| Stated goal 1 |
Answer these questions about the szew/io text:
(a) Since what year has the private toolbox been dogfooded?
(b) What is that private toolbox named?
(c) For what kind of tasks is processing files this way described as pretty handy?

Start of Selected text

# szew/io

File to data and back.

[![szew/io](https://clojars.org/szew/io/latest-version.svg)](https://clojars.org/szew/io)

[API Codox][1]

## Why

I've been dogfooding my private Clo*j*ure toolbox (named `szew`) since 2012.

Splitting out and releasing non-proprietary parts.

## What

Processing files into data and data into files, providing common protocol
for these operations. Pretty handy with ad hoc (read: REPL) single input
to single output tasks.

End of Selected text

| Stated goal 2 |
In the records, switch "y-tick-label" to "category-label" in the lines starting at the one containing "bar [387, 240, 1219, 264]" and ending at the end of the records. Return those lines with nothing else changed.

Start of Provided data

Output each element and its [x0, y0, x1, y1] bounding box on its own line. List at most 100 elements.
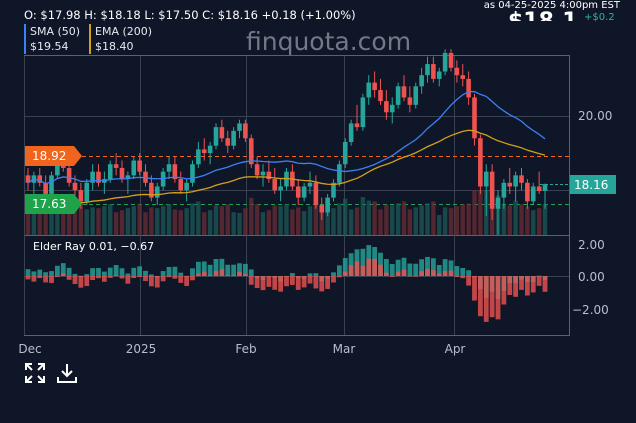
bull-power-bar	[31, 271, 37, 276]
candle-body	[231, 130, 236, 146]
volume-bar	[290, 209, 295, 235]
candle-body	[237, 123, 242, 131]
candle-body	[84, 182, 90, 202]
bear-power-bar	[101, 276, 107, 282]
bull-power-bar	[336, 265, 342, 276]
bear-power-bar	[242, 274, 248, 276]
candle-body	[154, 186, 160, 198]
volume-bar	[102, 206, 107, 235]
candle-body	[360, 97, 366, 128]
bull-power-bar	[60, 263, 66, 276]
bull-power-bar	[419, 259, 425, 276]
candle-body	[131, 160, 137, 176]
candle-body	[525, 182, 530, 202]
legend-sma-label: SMA (50)	[30, 25, 81, 38]
candle-body	[25, 175, 31, 183]
bull-power-bar	[143, 270, 148, 276]
bear-power-bar	[43, 276, 49, 283]
bear-power-bar	[278, 276, 284, 292]
bull-power-bar	[54, 265, 60, 276]
bear-power-bar	[448, 270, 454, 276]
legend-sma[interactable]: SMA (50) $19.54	[24, 24, 80, 54]
bear-power-bar	[190, 276, 195, 281]
candle-body	[307, 182, 313, 187]
volume-bar	[231, 212, 236, 235]
candle-body	[49, 175, 54, 194]
candle-body	[378, 90, 383, 102]
bear-power-bar	[31, 276, 37, 282]
low-price-value: 17.63	[32, 197, 66, 211]
volume-bar	[202, 212, 207, 235]
bull-power-bar	[172, 266, 178, 276]
volume-bar	[237, 213, 242, 235]
bull-power-bar	[348, 253, 354, 276]
bull-power-bar	[454, 266, 460, 276]
bear-power-bar	[172, 276, 178, 279]
candle-body	[172, 164, 178, 180]
candle-body	[119, 167, 125, 180]
bull-power-bar	[242, 263, 248, 276]
candle-body	[196, 149, 201, 165]
candle-body	[501, 182, 507, 198]
bear-power-bar	[501, 276, 507, 305]
volume-bar	[431, 201, 436, 235]
volume-bar	[84, 209, 89, 235]
bear-power-bar	[178, 276, 184, 283]
volume-bar	[301, 211, 307, 235]
volume-bar	[284, 204, 289, 235]
candle-body	[495, 197, 501, 209]
candle-body	[366, 82, 372, 98]
low-price-tag: 17.63	[25, 194, 82, 214]
candle-body	[460, 75, 466, 79]
bear-power-bar	[284, 276, 289, 287]
candle-body	[466, 78, 471, 98]
bull-power-bar	[190, 268, 195, 276]
bull-power-bar	[401, 257, 407, 276]
volume-bar	[190, 203, 195, 235]
bear-power-bar	[336, 276, 342, 278]
bear-power-bar	[513, 276, 519, 297]
bear-power-bar	[413, 275, 419, 277]
bear-power-bar	[483, 276, 489, 322]
volume-bar	[425, 203, 430, 235]
bear-power-bar	[348, 265, 354, 276]
download-icon[interactable]	[56, 362, 78, 388]
legend-ema-label: EMA (200)	[95, 25, 153, 38]
x-tick-label: Mar	[333, 342, 356, 356]
bull-power-bar	[395, 259, 401, 276]
bull-power-bar	[383, 259, 389, 276]
bear-power-bar	[289, 276, 295, 285]
elder-ray-bars	[25, 245, 548, 322]
volume-bar	[249, 197, 254, 235]
candle-body	[337, 164, 342, 183]
bear-power-bar	[195, 273, 201, 276]
legend-ema[interactable]: EMA (200) $18.40	[89, 24, 152, 54]
candle-body	[384, 101, 389, 113]
candle-body	[478, 138, 483, 187]
expand-icon[interactable]	[24, 362, 46, 388]
volume-bar	[72, 206, 78, 235]
candle-body	[448, 52, 454, 68]
bear-power-bar	[542, 276, 548, 292]
candles	[25, 49, 548, 235]
x-tick-label: Dec	[18, 342, 41, 356]
bear-power-bar	[325, 276, 331, 289]
volume-bar	[478, 190, 483, 235]
last-price-value: 18.16	[574, 178, 608, 192]
bear-power-bar	[460, 276, 466, 279]
bull-power-bar	[178, 272, 184, 276]
candle-body	[266, 171, 272, 180]
bull-power-bar	[213, 259, 219, 276]
volume-bar	[507, 205, 512, 235]
candle-body	[166, 164, 172, 172]
bear-power-bar	[295, 276, 301, 290]
volume-bar	[296, 207, 301, 235]
bear-power-bar	[266, 276, 272, 287]
bull-power-bar	[360, 248, 366, 276]
candle-body	[248, 138, 254, 165]
candle-body	[372, 82, 377, 91]
volume-bar	[90, 207, 95, 235]
bear-power-bar	[389, 275, 395, 277]
candle-body	[401, 86, 407, 98]
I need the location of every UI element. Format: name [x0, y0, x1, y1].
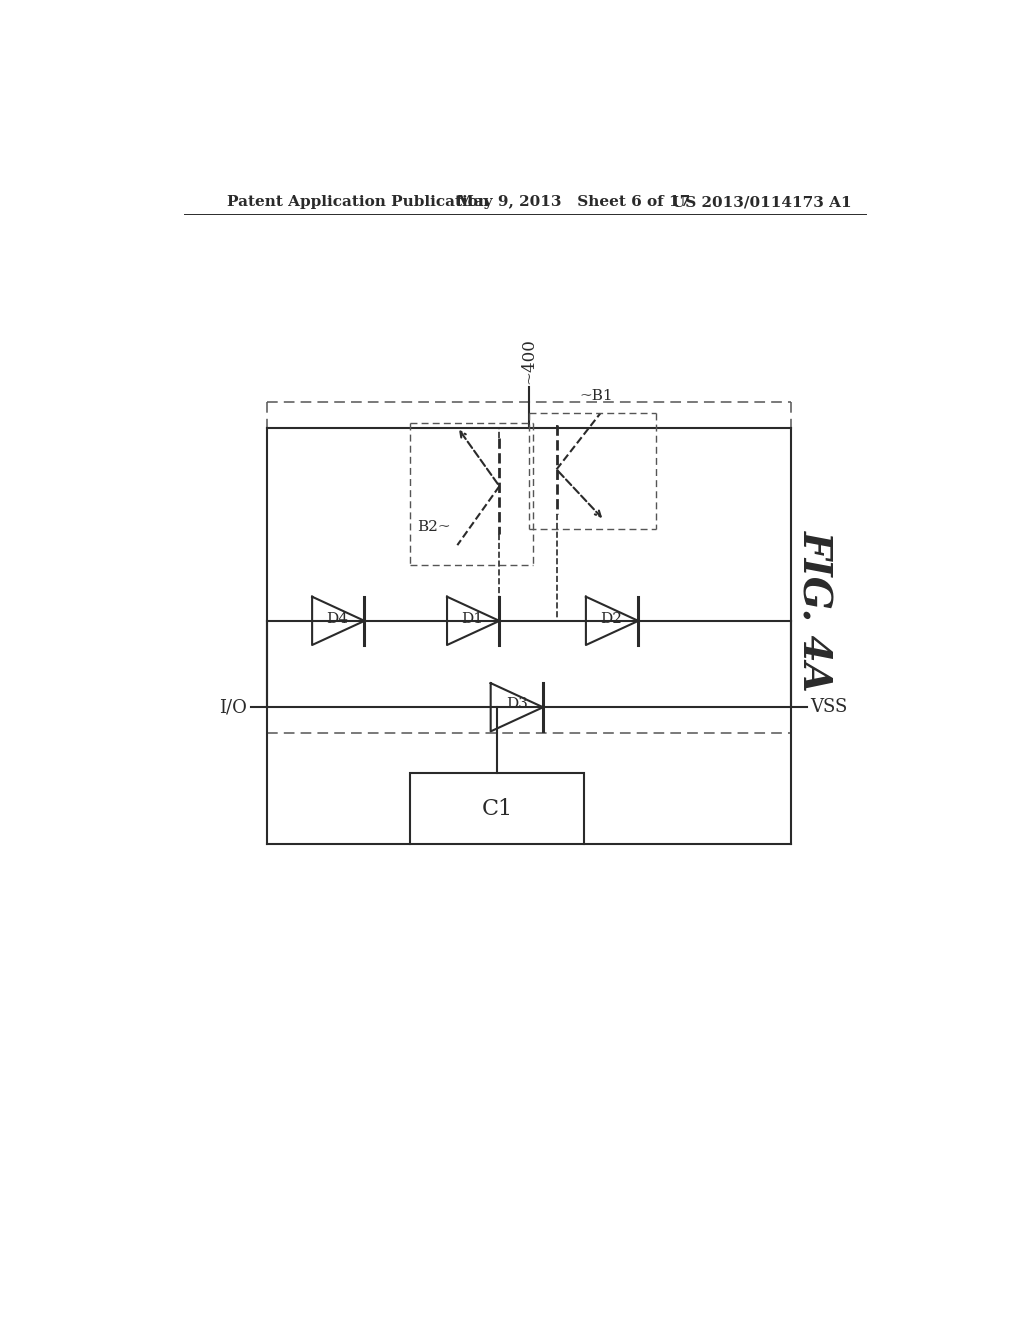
Text: D1: D1: [462, 612, 483, 626]
Text: B2~: B2~: [417, 520, 451, 533]
Text: I/O: I/O: [219, 698, 247, 717]
Text: D4: D4: [327, 612, 348, 626]
Text: Patent Application Publication: Patent Application Publication: [227, 195, 489, 209]
Text: ~400: ~400: [520, 338, 538, 384]
Text: VSS: VSS: [811, 698, 848, 717]
Bar: [410, 774, 585, 845]
Text: D2: D2: [600, 612, 623, 626]
Text: C1: C1: [481, 797, 513, 820]
Text: May 9, 2013   Sheet 6 of 17: May 9, 2013 Sheet 6 of 17: [458, 195, 690, 209]
Text: US 2013/0114173 A1: US 2013/0114173 A1: [672, 195, 851, 209]
Text: FIG. 4A: FIG. 4A: [796, 529, 834, 692]
Text: D3: D3: [506, 697, 527, 711]
Text: ~B1: ~B1: [580, 389, 613, 404]
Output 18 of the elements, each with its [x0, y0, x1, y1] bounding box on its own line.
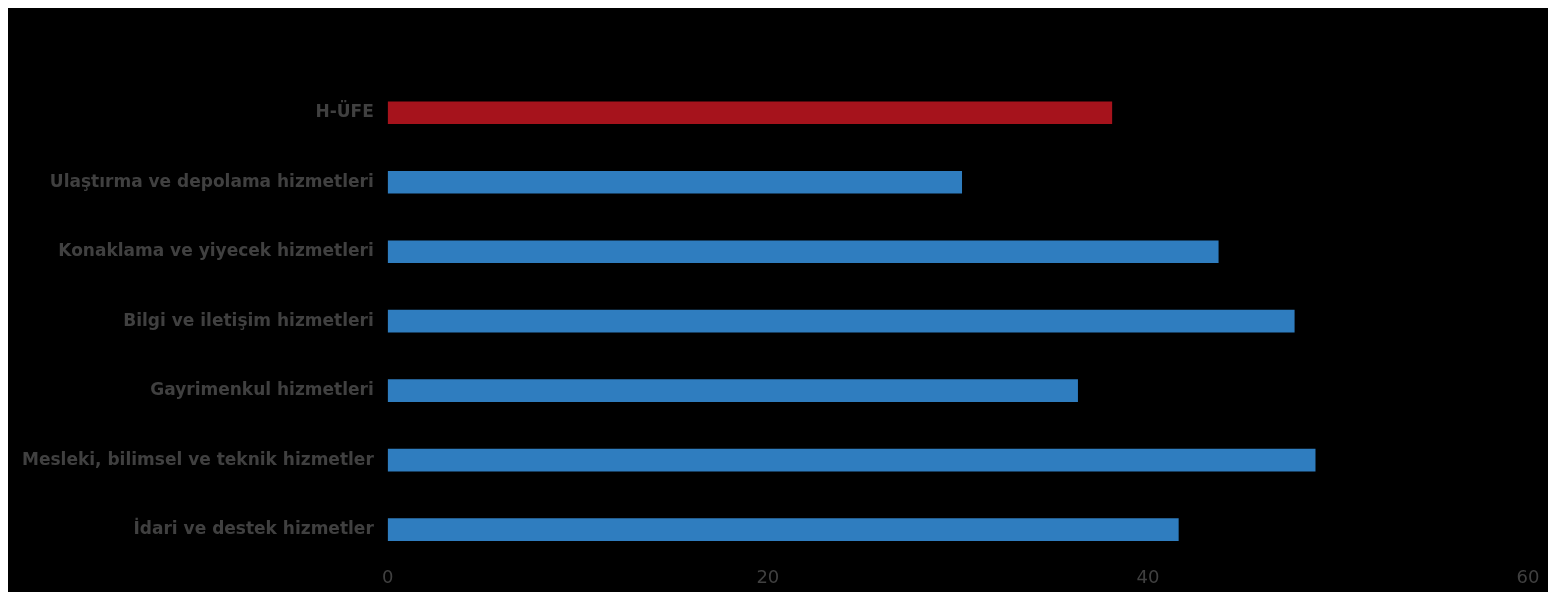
bar [387, 240, 1219, 264]
bar [387, 309, 1295, 333]
y-tick-label: Ulaştırma ve depolama hizmetleri [49, 170, 374, 191]
x-tick-label: 20 [756, 565, 780, 587]
bar [387, 101, 1113, 125]
bar [387, 518, 1179, 541]
y-tick-label: Bilgi ve iletişim hizmetleri [123, 309, 374, 330]
y-tick-label: Mesleki, bilimsel ve teknik hizmetler [21, 448, 375, 469]
x-tick-label: 0 [382, 565, 394, 587]
bar [387, 170, 963, 194]
y-tick-label: İdari ve destek hizmetler [133, 517, 375, 539]
x-tick-label: 60 [1516, 565, 1540, 587]
y-tick-label: H-ÜFE [315, 100, 374, 122]
y-tick-label: Gayrimenkul hizmetleri [150, 379, 374, 400]
bar [387, 448, 1316, 472]
y-tick-label: Konaklama ve yiyecek hizmetleri [58, 240, 374, 261]
x-tick-label: 40 [1136, 565, 1160, 587]
bar [387, 379, 1078, 403]
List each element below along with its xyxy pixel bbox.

End of Provided data

| Full response 1 |
(a) 2012
(b) szew
(c) Ad hoc (REPL) single input to single output tasks

| Full response 2 |
bar [387, 240, 1219, 264]
bar [387, 309, 1295, 333]
category-label: Ulaştırma ve depolama hizmetleri [49, 170, 374, 191]
x-tick-label: 20 [756, 565, 780, 587]
bar [387, 101, 1113, 125]
bar [387, 518, 1179, 541]
category-label: Bilgi ve iletişim hizmetleri [123, 309, 374, 330]
category-label: Mesleki, bilimsel ve teknik hizmetler [21, 448, 375, 469]
x-tick-label: 0 [382, 565, 394, 587]
bar [387, 170, 963, 194]
category-label: İdari ve destek hizmetler [133, 517, 375, 539]
x-tick-label: 60 [1516, 565, 1540, 587]
category-label: H-ÜFE [315, 100, 374, 122]
category-label: Gayrimenkul hizmetleri [150, 379, 374, 400]
bar [387, 448, 1316, 472]
category-label: Konaklama ve yiyecek hizmetleri [58, 240, 374, 261]
x-tick-label: 40 [1136, 565, 1160, 587]
bar [387, 379, 1078, 403]
List each element below along with its xyxy pixel bbox.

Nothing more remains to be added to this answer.